*EXERCISE INPUTS*
=-=-=-=-=

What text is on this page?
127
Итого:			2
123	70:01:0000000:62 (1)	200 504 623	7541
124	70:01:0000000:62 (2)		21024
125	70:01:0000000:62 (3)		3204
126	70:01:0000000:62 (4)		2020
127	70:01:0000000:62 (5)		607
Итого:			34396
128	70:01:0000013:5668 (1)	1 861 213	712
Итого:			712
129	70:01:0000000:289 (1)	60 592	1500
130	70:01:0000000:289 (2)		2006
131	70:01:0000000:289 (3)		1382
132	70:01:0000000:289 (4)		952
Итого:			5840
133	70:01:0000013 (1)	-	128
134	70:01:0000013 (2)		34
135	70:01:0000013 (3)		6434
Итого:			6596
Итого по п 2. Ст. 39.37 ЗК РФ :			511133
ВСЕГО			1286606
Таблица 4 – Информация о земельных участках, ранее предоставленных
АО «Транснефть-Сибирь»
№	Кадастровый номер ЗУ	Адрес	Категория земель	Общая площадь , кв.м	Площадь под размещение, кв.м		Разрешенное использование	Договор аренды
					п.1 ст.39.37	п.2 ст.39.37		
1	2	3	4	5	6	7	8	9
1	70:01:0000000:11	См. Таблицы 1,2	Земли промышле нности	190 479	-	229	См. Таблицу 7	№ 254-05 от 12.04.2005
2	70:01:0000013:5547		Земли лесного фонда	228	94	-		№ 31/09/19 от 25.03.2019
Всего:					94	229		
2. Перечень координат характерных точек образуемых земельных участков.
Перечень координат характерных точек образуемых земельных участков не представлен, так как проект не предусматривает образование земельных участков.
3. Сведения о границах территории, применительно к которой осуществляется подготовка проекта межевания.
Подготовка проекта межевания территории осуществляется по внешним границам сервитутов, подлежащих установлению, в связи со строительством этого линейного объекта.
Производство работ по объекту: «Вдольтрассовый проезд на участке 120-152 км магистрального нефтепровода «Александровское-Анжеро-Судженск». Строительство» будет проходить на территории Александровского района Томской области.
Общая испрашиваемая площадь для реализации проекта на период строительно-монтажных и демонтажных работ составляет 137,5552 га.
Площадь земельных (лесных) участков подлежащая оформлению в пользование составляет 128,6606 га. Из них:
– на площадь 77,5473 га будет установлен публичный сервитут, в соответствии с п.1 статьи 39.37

=-=-=-=-=

*WRITTEN REQUEST*
Gather all lines where the word "составляет" appears.

*RESPONSE TO THIS EXERCISE*
Общая испрашиваемая площадь для реализации проекта на период строительно-монтажных и демонтажных работ составляет 137,5552 га.
Площадь земельных (лесных) участков подлежащая оформлению в пользование составляет 128,6606 га. Из них:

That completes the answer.